(Figure collection entries)
■ ■ ■ ■ ■
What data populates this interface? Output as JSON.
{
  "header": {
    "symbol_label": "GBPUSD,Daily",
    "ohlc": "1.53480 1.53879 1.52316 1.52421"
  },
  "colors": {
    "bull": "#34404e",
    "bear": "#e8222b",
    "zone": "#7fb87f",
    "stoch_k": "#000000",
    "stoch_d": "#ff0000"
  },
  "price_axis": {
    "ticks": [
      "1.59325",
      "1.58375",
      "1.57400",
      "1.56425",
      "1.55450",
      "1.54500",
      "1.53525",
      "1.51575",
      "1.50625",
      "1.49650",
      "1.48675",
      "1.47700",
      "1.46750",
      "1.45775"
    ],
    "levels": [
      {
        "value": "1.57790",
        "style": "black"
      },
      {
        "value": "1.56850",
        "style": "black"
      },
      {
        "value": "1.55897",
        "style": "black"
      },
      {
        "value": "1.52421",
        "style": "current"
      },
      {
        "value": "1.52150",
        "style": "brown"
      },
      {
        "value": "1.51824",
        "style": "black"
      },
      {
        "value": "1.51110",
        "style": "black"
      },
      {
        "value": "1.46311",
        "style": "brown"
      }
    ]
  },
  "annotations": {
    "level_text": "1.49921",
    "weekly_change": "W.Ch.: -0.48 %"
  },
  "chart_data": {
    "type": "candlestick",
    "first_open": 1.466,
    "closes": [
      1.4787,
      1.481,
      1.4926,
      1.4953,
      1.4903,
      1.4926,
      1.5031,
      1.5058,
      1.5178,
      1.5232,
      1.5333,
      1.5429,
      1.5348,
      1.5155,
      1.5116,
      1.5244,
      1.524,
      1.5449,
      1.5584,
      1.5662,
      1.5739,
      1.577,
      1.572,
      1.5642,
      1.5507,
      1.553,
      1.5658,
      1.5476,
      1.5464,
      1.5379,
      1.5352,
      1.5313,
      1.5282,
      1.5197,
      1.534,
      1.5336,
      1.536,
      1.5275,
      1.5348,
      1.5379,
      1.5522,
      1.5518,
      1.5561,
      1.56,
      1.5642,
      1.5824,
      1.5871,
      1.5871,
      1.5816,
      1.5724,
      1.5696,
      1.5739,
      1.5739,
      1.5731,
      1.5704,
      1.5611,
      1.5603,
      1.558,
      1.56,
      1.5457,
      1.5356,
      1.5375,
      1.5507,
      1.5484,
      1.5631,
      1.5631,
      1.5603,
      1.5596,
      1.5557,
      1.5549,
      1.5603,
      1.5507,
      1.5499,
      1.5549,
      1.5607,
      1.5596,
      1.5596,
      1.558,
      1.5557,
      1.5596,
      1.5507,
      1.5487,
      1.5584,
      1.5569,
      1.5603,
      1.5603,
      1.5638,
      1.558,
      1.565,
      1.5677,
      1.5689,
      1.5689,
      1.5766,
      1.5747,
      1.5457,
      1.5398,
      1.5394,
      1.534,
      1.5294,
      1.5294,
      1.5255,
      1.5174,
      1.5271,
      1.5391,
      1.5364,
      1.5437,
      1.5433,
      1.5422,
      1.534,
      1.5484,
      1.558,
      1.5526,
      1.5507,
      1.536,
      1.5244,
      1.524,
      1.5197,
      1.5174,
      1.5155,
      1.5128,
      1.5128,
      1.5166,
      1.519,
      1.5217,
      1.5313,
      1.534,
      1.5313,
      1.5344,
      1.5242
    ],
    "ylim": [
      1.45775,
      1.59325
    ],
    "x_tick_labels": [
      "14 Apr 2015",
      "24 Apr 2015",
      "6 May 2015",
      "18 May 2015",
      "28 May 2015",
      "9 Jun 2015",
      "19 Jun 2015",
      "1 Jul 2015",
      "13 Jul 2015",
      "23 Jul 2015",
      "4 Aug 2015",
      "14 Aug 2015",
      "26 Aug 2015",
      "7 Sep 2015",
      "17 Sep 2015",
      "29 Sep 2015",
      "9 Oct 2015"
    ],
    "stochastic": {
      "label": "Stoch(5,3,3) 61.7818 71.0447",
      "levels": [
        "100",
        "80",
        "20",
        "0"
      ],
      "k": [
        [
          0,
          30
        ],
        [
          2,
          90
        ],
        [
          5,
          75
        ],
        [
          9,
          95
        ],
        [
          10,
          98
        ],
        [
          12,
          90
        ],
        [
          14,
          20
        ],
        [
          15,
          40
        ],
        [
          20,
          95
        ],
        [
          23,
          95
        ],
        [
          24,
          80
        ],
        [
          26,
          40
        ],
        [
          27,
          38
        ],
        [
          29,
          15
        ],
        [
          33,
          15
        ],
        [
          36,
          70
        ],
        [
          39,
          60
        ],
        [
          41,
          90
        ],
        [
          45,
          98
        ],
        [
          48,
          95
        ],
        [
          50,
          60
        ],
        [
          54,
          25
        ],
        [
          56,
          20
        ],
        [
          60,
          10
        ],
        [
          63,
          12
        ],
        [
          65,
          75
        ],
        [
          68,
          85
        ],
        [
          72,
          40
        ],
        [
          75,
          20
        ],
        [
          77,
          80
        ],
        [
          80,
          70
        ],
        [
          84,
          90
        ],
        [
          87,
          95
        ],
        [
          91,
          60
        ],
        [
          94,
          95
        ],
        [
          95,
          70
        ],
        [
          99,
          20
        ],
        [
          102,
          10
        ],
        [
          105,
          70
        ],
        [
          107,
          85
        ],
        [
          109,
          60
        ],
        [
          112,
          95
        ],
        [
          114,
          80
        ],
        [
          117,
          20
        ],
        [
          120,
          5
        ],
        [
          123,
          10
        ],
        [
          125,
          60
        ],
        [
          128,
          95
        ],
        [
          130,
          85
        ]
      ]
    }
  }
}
■ ■ ■ ■ ■
Problem description: List each line of the records that holds the string "value".

Task result:
        "value": "1.57790",
        "value": "1.56850",
        "value": "1.55897",
        "value": "1.52421",
        "value": "1.52150",
        "value": "1.51824",
        "value": "1.51110",
        "value": "1.46311",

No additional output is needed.